▶ **WHAT IS BEING ASKED**
From the entries below, list each line with "global".

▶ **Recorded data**

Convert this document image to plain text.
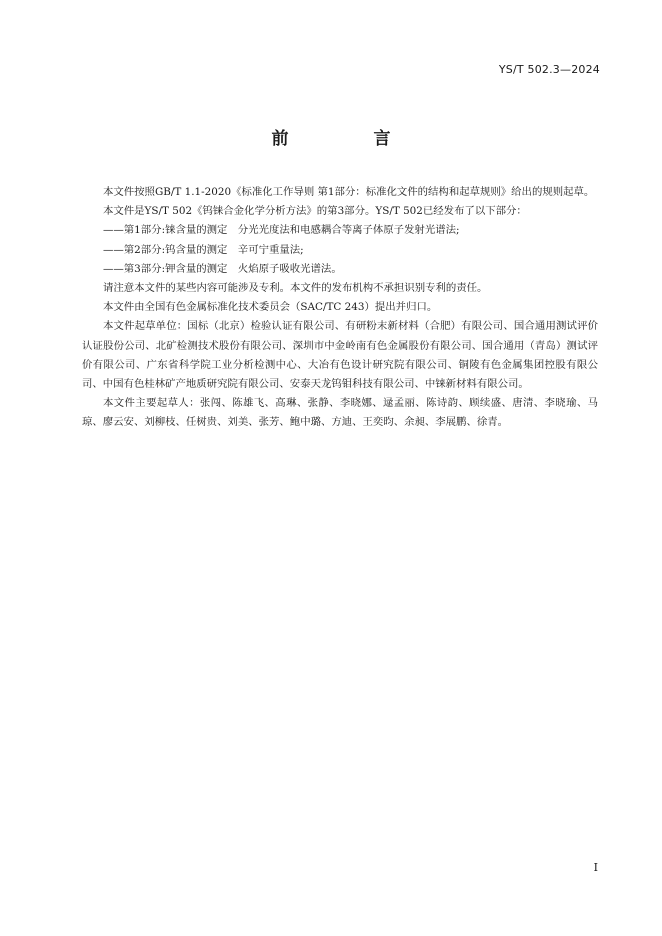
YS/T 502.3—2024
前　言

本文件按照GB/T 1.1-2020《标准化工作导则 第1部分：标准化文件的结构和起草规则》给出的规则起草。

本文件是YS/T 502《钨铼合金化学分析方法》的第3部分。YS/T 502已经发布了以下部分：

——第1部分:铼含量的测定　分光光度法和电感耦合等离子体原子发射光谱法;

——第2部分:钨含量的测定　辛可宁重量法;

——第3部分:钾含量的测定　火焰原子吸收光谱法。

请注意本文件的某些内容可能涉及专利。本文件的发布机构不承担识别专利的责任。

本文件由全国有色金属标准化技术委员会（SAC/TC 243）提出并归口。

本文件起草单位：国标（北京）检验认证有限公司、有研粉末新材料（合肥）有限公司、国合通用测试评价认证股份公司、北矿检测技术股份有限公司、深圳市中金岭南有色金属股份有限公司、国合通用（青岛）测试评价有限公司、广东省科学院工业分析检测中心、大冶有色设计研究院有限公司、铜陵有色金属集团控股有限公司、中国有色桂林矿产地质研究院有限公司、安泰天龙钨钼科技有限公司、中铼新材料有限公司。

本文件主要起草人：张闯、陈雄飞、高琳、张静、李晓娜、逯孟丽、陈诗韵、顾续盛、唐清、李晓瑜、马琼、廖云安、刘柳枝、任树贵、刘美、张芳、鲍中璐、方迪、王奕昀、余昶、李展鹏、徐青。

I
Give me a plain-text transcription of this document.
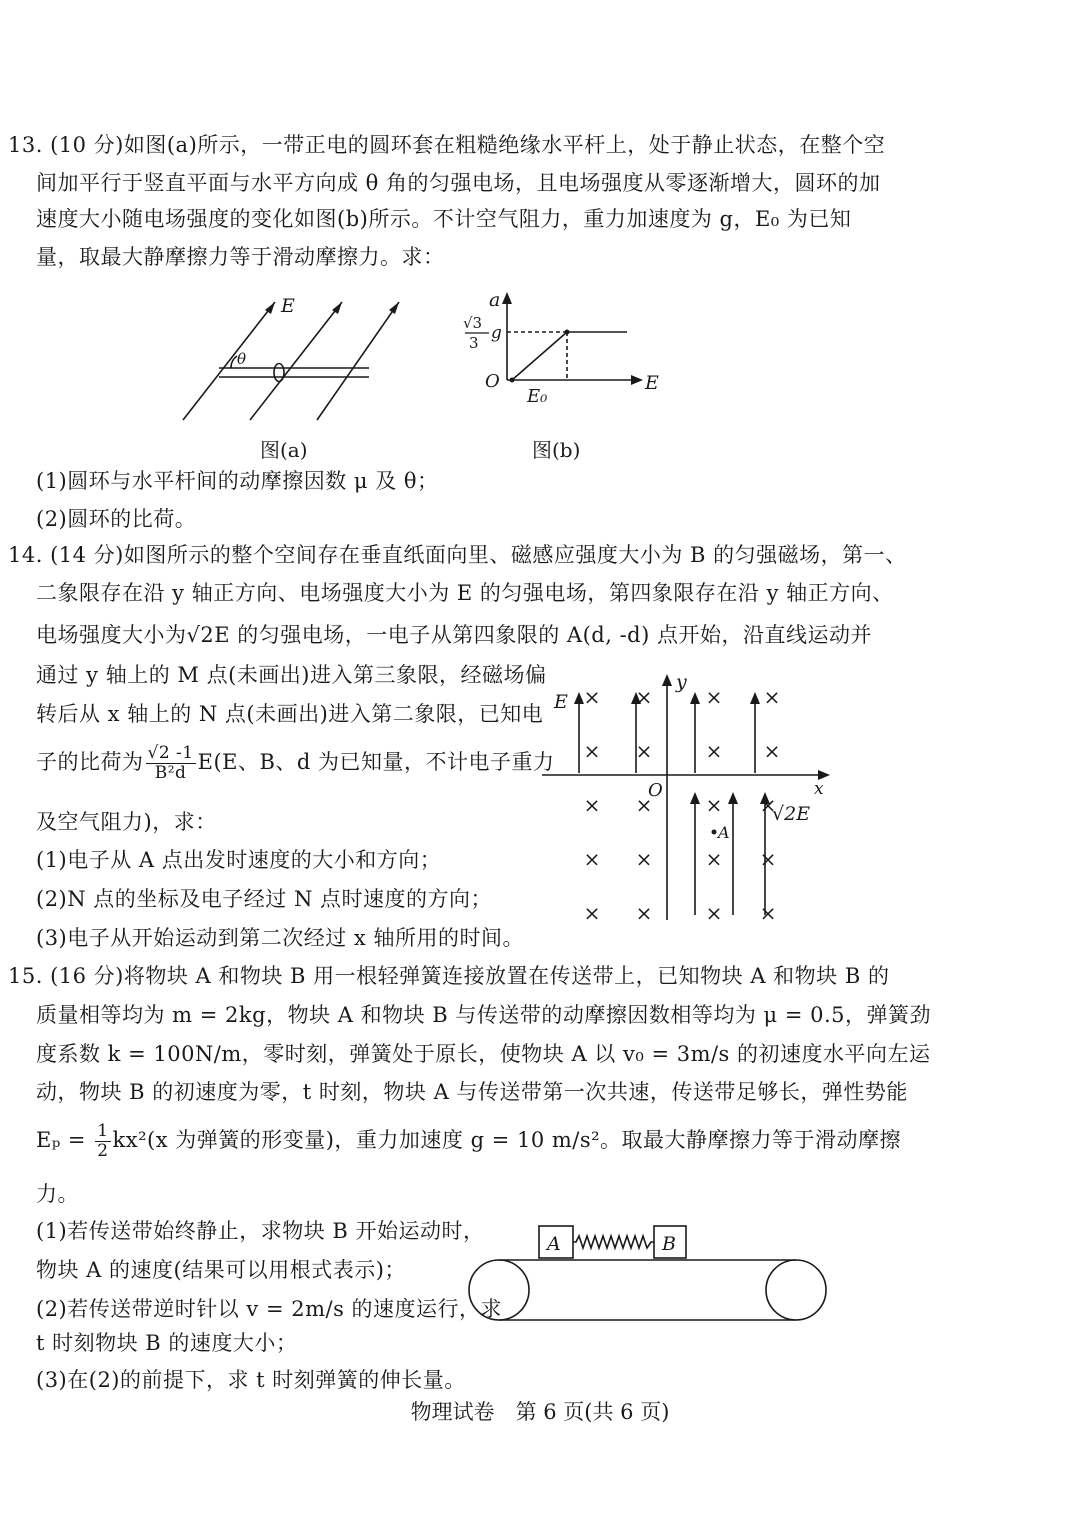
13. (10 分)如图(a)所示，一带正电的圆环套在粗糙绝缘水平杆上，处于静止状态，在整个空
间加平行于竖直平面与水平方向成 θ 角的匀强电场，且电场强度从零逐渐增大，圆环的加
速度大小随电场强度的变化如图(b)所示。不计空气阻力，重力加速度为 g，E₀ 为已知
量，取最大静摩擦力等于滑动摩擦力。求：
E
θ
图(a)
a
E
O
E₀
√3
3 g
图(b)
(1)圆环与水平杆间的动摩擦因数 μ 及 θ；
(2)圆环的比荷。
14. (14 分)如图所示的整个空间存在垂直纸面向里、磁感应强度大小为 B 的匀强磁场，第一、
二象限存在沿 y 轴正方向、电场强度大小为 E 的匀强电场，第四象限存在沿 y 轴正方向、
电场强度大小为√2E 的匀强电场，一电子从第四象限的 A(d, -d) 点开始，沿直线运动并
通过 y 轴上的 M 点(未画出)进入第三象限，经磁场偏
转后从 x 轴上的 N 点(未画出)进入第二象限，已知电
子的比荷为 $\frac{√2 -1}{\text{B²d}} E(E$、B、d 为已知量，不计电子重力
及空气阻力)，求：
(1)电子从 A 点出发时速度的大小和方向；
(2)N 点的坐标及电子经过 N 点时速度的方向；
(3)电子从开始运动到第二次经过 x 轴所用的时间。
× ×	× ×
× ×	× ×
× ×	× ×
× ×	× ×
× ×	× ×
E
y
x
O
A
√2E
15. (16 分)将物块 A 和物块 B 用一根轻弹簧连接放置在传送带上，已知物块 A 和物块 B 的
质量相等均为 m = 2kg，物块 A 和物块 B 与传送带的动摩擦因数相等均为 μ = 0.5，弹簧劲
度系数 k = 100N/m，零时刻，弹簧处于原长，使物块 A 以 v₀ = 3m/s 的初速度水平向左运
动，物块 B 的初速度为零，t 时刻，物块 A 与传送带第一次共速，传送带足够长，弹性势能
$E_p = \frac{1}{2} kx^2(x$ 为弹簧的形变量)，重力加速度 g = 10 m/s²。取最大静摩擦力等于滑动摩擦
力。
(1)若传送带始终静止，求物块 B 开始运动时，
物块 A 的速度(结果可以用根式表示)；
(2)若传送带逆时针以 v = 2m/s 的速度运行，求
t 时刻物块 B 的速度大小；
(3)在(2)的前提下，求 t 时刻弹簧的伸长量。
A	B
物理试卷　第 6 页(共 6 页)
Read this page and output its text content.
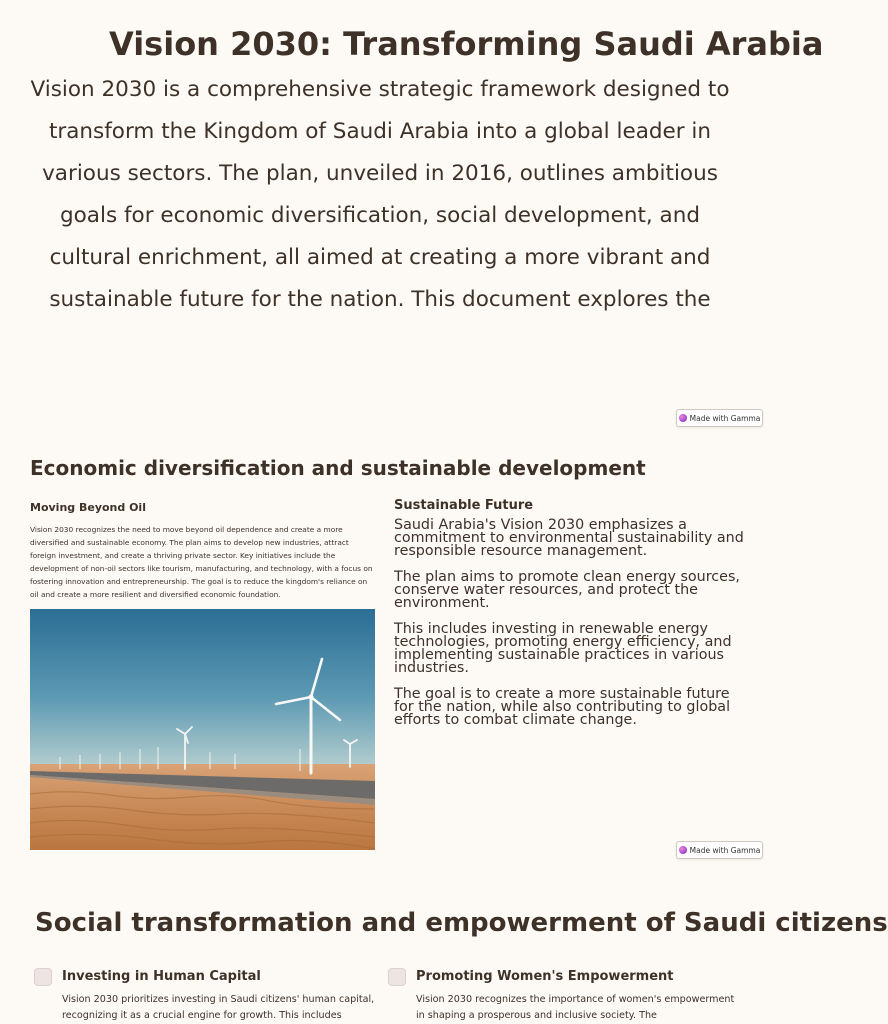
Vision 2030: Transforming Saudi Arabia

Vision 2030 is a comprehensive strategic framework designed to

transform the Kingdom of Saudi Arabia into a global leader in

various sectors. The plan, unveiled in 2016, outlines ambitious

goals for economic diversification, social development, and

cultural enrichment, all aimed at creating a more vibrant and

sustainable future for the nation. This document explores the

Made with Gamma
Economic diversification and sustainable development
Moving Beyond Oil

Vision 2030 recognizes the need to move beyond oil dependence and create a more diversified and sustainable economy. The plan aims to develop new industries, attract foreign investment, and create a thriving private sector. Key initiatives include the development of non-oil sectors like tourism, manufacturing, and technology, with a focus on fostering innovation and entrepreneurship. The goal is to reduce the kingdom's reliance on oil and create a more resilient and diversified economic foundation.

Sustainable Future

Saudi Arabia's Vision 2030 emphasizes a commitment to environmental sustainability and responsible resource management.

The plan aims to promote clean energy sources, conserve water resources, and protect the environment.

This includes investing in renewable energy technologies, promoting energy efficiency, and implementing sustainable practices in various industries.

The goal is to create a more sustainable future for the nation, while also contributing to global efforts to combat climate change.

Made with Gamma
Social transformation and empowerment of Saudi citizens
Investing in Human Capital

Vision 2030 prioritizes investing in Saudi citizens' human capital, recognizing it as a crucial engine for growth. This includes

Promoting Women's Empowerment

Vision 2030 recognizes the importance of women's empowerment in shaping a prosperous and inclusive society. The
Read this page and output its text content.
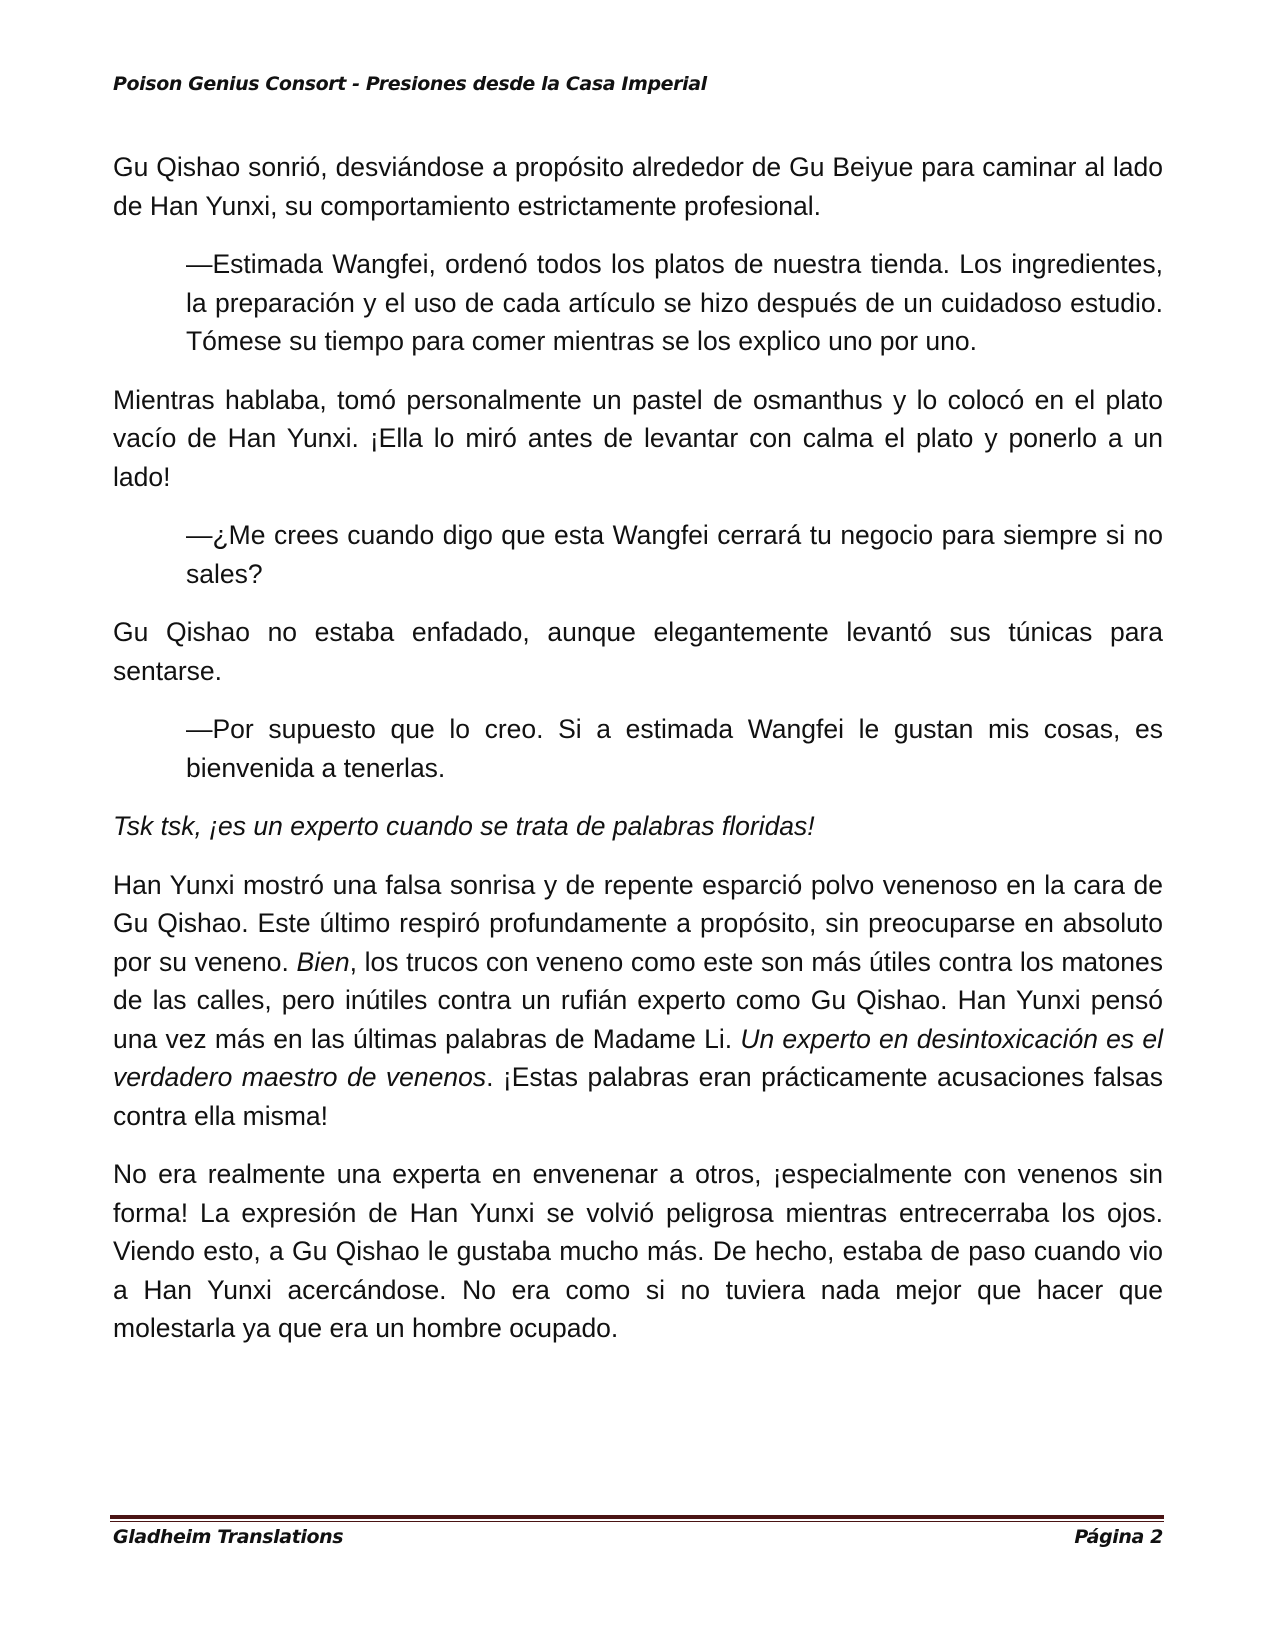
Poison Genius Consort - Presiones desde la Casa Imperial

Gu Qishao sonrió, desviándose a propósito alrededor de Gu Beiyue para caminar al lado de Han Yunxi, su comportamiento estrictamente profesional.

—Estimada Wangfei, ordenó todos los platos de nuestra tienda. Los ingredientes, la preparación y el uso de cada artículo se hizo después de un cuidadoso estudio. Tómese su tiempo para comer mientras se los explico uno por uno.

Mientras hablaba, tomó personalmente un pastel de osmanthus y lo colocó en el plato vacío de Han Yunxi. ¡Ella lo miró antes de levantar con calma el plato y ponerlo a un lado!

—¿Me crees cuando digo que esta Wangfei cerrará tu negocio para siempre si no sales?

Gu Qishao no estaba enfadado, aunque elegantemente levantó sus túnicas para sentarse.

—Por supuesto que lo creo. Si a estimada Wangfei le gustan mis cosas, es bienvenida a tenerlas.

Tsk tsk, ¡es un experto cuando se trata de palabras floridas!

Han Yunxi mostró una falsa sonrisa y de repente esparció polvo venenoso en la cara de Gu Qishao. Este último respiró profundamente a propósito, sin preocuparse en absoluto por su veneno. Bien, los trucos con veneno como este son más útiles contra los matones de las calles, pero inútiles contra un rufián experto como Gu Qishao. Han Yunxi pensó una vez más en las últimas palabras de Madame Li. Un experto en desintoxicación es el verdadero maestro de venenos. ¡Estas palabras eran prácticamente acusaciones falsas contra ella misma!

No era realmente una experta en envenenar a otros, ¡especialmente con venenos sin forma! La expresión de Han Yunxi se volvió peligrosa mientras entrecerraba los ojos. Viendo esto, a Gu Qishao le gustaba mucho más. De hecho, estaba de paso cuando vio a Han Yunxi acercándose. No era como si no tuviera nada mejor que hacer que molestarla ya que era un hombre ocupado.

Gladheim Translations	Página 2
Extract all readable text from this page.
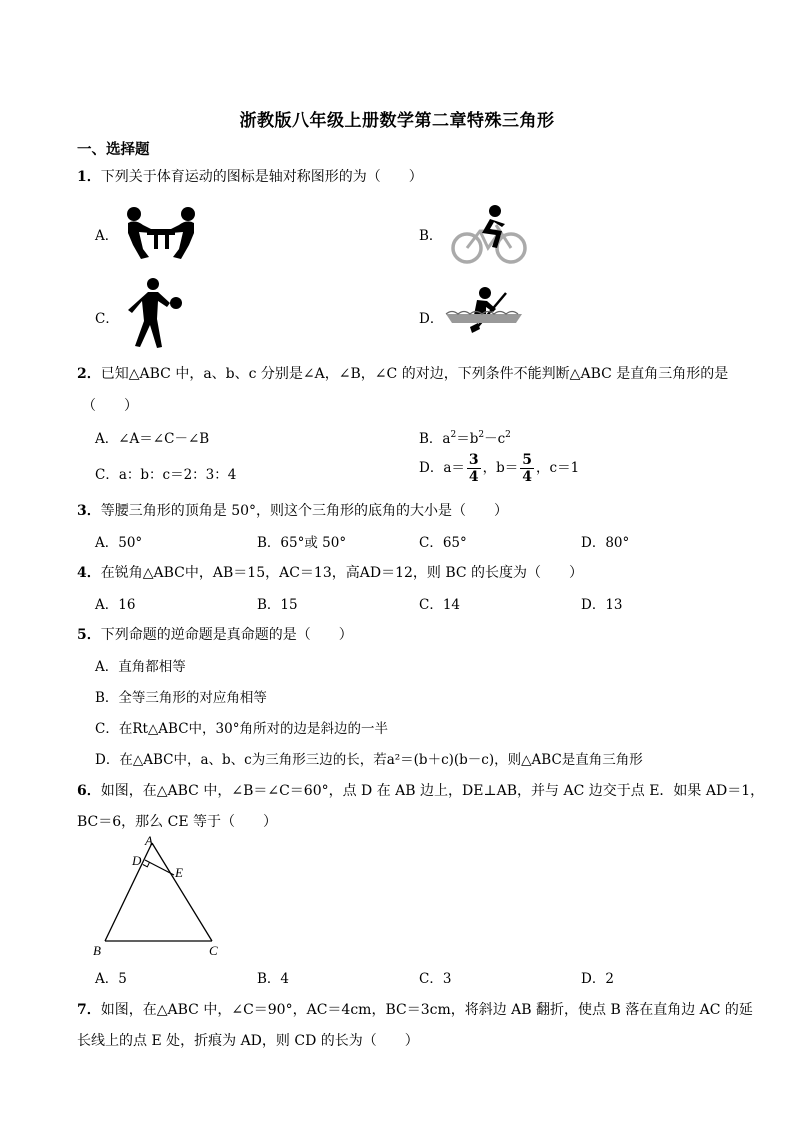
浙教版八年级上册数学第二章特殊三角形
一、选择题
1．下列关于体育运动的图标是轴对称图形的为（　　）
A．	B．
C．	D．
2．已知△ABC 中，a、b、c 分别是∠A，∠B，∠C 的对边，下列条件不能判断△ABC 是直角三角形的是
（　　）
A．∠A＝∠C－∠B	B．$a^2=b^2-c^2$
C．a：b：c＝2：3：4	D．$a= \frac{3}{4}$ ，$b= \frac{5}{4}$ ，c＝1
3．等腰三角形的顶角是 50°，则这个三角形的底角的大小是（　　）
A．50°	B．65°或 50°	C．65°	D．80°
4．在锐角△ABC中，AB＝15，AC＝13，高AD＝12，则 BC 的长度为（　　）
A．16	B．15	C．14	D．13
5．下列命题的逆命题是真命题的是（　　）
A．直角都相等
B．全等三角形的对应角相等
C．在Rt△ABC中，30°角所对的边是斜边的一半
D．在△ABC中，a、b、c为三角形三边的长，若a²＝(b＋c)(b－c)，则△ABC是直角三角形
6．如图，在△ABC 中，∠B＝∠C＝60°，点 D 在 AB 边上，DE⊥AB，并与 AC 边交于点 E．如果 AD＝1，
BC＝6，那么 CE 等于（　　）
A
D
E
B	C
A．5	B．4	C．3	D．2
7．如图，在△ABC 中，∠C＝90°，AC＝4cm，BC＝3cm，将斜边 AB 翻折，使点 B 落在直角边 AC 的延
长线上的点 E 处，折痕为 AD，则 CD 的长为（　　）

▶ **EXERCISE OUTPUT**
transform the Kingdom of Saudi Arabia into a global leader in
The goal is to create a more sustainable future for the nation, while also contributing to global efforts to combat climate change.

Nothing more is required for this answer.